▶ _SET EXERCISE_:
Edit the material below by replacing "margin of error" with "sampling error" wherever it occurs, leaving every other character unchanged.

▶ _LISTING_:

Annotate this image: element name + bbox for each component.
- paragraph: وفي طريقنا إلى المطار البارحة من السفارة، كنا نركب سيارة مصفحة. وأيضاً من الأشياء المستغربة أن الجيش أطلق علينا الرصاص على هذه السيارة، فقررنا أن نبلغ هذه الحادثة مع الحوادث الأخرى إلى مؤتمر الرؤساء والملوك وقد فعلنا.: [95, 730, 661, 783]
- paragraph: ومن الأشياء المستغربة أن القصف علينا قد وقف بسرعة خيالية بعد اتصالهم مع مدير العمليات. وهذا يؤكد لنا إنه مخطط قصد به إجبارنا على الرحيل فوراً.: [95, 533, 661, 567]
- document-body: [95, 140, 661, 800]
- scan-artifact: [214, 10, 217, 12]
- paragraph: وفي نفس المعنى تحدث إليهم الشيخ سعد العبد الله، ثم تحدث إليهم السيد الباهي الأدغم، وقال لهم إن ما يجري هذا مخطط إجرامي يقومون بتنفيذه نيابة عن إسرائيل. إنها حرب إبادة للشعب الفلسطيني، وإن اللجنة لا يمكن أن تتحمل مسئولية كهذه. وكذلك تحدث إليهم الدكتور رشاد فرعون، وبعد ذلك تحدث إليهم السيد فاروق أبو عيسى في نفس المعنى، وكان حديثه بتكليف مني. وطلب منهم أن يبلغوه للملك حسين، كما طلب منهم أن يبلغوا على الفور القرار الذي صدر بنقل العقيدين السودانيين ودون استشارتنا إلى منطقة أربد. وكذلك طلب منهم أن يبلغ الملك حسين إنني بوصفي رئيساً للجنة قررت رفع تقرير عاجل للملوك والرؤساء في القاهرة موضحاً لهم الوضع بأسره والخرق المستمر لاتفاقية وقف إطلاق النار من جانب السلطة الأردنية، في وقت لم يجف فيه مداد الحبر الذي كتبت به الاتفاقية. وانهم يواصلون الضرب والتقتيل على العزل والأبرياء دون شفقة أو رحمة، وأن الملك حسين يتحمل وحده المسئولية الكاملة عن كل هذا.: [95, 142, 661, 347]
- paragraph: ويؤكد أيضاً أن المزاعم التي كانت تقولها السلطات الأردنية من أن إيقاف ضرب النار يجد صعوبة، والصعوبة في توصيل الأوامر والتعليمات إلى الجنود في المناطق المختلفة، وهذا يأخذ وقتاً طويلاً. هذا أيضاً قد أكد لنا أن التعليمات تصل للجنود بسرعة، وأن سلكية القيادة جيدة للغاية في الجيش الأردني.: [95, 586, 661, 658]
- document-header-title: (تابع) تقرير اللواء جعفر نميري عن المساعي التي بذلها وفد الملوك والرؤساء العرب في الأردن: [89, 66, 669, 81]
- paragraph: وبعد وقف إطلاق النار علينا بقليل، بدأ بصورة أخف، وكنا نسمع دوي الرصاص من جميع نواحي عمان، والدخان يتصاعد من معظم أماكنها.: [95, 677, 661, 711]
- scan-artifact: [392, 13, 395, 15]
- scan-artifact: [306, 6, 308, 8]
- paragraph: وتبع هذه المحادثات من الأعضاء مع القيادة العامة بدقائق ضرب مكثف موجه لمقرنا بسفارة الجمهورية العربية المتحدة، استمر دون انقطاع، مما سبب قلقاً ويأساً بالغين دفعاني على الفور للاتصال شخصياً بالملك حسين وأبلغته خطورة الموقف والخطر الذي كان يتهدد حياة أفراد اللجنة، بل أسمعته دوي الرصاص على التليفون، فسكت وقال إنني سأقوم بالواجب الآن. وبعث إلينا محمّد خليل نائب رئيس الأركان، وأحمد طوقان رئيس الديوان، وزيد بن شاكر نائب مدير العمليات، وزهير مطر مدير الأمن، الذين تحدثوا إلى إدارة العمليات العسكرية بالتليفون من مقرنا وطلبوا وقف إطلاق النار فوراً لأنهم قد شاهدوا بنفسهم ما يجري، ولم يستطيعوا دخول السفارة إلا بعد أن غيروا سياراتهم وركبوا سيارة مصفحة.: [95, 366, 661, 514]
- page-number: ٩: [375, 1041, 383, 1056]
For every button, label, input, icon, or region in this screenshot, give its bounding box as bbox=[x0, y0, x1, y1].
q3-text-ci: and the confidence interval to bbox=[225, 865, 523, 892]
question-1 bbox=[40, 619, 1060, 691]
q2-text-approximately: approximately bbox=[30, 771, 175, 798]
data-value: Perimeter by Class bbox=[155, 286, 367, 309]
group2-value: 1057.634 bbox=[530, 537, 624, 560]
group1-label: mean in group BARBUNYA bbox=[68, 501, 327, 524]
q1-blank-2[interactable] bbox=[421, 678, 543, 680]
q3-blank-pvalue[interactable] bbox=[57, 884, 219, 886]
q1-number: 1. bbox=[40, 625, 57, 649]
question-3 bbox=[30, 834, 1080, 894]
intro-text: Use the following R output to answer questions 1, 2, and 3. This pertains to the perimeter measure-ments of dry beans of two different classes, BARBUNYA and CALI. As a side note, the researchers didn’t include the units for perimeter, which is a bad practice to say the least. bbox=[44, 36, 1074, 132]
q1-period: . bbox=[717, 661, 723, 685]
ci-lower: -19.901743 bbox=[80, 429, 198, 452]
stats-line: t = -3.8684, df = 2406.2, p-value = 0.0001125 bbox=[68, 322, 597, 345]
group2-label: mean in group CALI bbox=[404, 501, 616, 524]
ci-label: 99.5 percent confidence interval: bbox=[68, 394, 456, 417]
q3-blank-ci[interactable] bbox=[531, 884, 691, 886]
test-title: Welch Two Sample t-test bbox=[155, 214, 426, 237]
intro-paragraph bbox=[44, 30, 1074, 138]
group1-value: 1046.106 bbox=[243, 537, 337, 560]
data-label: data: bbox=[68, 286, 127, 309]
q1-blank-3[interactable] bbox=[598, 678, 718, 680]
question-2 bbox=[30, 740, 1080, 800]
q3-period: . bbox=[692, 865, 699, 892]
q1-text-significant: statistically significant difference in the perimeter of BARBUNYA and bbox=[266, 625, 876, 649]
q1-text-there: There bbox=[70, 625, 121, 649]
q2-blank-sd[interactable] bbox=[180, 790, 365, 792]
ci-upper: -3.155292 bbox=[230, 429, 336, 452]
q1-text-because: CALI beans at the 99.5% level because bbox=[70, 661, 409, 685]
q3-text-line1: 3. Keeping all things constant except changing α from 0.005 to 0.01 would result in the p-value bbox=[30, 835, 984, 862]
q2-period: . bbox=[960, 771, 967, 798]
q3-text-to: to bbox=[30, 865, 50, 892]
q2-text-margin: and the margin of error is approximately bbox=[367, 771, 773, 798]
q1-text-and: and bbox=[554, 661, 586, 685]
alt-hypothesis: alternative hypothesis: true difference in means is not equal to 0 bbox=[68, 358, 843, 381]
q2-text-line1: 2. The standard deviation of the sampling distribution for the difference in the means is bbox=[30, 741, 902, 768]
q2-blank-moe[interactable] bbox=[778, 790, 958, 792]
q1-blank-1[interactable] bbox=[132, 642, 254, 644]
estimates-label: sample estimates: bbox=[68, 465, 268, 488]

▶ _RESPONSE_:
Annotate this image: element name + bbox for each component.
- paragraph: وفي طريقنا إلى المطار البارحة من السفارة، كنا نركب سيارة مصفحة. وأيضاً من الأشياء المستغربة أن الجيش أطلق علينا الرصاص على هذه السيارة، فقررنا أن نبلغ هذه الحادثة مع الحوادث الأخرى إلى مؤتمر الرؤساء والملوك وقد فعلنا.: [95, 730, 661, 783]
- paragraph: ومن الأشياء المستغربة أن القصف علينا قد وقف بسرعة خيالية بعد اتصالهم مع مدير العمليات. وهذا يؤكد لنا إنه مخطط قصد به إجبارنا على الرحيل فوراً.: [95, 533, 661, 567]
- document-body: [95, 140, 661, 800]
- scan-artifact: [214, 10, 217, 12]
- paragraph: وفي نفس المعنى تحدث إليهم الشيخ سعد العبد الله، ثم تحدث إليهم السيد الباهي الأدغم، وقال لهم إن ما يجري هذا مخطط إجرامي يقومون بتنفيذه نيابة عن إسرائيل. إنها حرب إبادة للشعب الفلسطيني، وإن اللجنة لا يمكن أن تتحمل مسئولية كهذه. وكذلك تحدث إليهم الدكتور رشاد فرعون، وبعد ذلك تحدث إليهم السيد فاروق أبو عيسى في نفس المعنى، وكان حديثه بتكليف مني. وطلب منهم أن يبلغوه للملك حسين، كما طلب منهم أن يبلغوا على الفور القرار الذي صدر بنقل العقيدين السودانيين ودون استشارتنا إلى منطقة أربد. وكذلك طلب منهم أن يبلغ الملك حسين إنني بوصفي رئيساً للجنة قررت رفع تقرير عاجل للملوك والرؤساء في القاهرة موضحاً لهم الوضع بأسره والخرق المستمر لاتفاقية وقف إطلاق النار من جانب السلطة الأردنية، في وقت لم يجف فيه مداد الحبر الذي كتبت به الاتفاقية. وانهم يواصلون الضرب والتقتيل على العزل والأبرياء دون شفقة أو رحمة، وأن الملك حسين يتحمل وحده المسئولية الكاملة عن كل هذا.: [95, 142, 661, 347]
- paragraph: ويؤكد أيضاً أن المزاعم التي كانت تقولها السلطات الأردنية من أن إيقاف ضرب النار يجد صعوبة، والصعوبة في توصيل الأوامر والتعليمات إلى الجنود في المناطق المختلفة، وهذا يأخذ وقتاً طويلاً. هذا أيضاً قد أكد لنا أن التعليمات تصل للجنود بسرعة، وأن سلكية القيادة جيدة للغاية في الجيش الأردني.: [95, 586, 661, 658]
- document-header-title: (تابع) تقرير اللواء جعفر نميري عن المساعي التي بذلها وفد الملوك والرؤساء العرب في الأردن: [89, 66, 669, 81]
- paragraph: وبعد وقف إطلاق النار علينا بقليل، بدأ بصورة أخف، وكنا نسمع دوي الرصاص من جميع نواحي عمان، والدخان يتصاعد من معظم أماكنها.: [95, 677, 661, 711]
- scan-artifact: [392, 13, 395, 15]
- scan-artifact: [306, 6, 308, 8]
- paragraph: وتبع هذه المحادثات من الأعضاء مع القيادة العامة بدقائق ضرب مكثف موجه لمقرنا بسفارة الجمهورية العربية المتحدة، استمر دون انقطاع، مما سبب قلقاً ويأساً بالغين دفعاني على الفور للاتصال شخصياً بالملك حسين وأبلغته خطورة الموقف والخطر الذي كان يتهدد حياة أفراد اللجنة، بل أسمعته دوي الرصاص على التليفون، فسكت وقال إنني سأقوم بالواجب الآن. وبعث إلينا محمّد خليل نائب رئيس الأركان، وأحمد طوقان رئيس الديوان، وزيد بن شاكر نائب مدير العمليات، وزهير مطر مدير الأمن، الذين تحدثوا إلى إدارة العمليات العسكرية بالتليفون من مقرنا وطلبوا وقف إطلاق النار فوراً لأنهم قد شاهدوا بنفسهم ما يجري، ولم يستطيعوا دخول السفارة إلا بعد أن غيروا سياراتهم وركبوا سيارة مصفحة.: [95, 366, 661, 514]
- page-number: ٩: [375, 1041, 383, 1056]
For every button, label, input, icon, or region in this screenshot, give its bounding box as bbox=[x0, y0, x1, y1].
q3-text-ci: and the confidence interval to bbox=[225, 865, 523, 892]
question-1 bbox=[40, 619, 1060, 691]
q2-text-approximately: approximately bbox=[30, 771, 175, 798]
data-value: Perimeter by Class bbox=[155, 286, 367, 309]
group2-value: 1057.634 bbox=[530, 537, 624, 560]
group1-label: mean in group BARBUNYA bbox=[68, 501, 327, 524]
q1-blank-2[interactable] bbox=[421, 678, 543, 680]
q3-blank-pvalue[interactable] bbox=[57, 884, 219, 886]
q1-number: 1. bbox=[40, 625, 57, 649]
question-3 bbox=[30, 834, 1080, 894]
intro-text: Use the following R output to answer questions 1, 2, and 3. This pertains to the perimeter measure-ments of dry beans of two different classes, BARBUNYA and CALI. As a side note, the researchers didn’t include the units for perimeter, which is a bad practice to say the least. bbox=[44, 36, 1074, 132]
q1-period: . bbox=[717, 661, 723, 685]
ci-lower: -19.901743 bbox=[80, 429, 198, 452]
stats-line: t = -3.8684, df = 2406.2, p-value = 0.0001125 bbox=[68, 322, 597, 345]
group2-label: mean in group CALI bbox=[404, 501, 616, 524]
ci-label: 99.5 percent confidence interval: bbox=[68, 394, 456, 417]
q3-blank-ci[interactable] bbox=[531, 884, 691, 886]
test-title: Welch Two Sample t-test bbox=[155, 214, 426, 237]
intro-paragraph bbox=[44, 30, 1074, 138]
group1-value: 1046.106 bbox=[243, 537, 337, 560]
data-label: data: bbox=[68, 286, 127, 309]
q1-blank-3[interactable] bbox=[598, 678, 718, 680]
question-2 bbox=[30, 740, 1080, 800]
q3-period: . bbox=[692, 865, 699, 892]
q1-text-significant: statistically significant difference in the perimeter of BARBUNYA and bbox=[266, 625, 876, 649]
q1-text-there: There bbox=[70, 625, 121, 649]
q2-blank-sd[interactable] bbox=[180, 790, 365, 792]
ci-upper: -3.155292 bbox=[230, 429, 336, 452]
q1-text-because: CALI beans at the 99.5% level because bbox=[70, 661, 409, 685]
q3-text-line1: 3. Keeping all things constant except changing α from 0.005 to 0.01 would result in the p-value bbox=[30, 835, 984, 862]
q2-period: . bbox=[960, 771, 967, 798]
q3-text-to: to bbox=[30, 865, 50, 892]
q2-text-margin: and the sampling error is approximately bbox=[367, 771, 773, 798]
q1-text-and: and bbox=[554, 661, 586, 685]
alt-hypothesis: alternative hypothesis: true difference in means is not equal to 0 bbox=[68, 358, 843, 381]
q2-text-line1: 2. The standard deviation of the sampling distribution for the difference in the means is bbox=[30, 741, 902, 768]
q2-blank-moe[interactable] bbox=[778, 790, 958, 792]
q1-blank-1[interactable] bbox=[132, 642, 254, 644]
estimates-label: sample estimates: bbox=[68, 465, 268, 488]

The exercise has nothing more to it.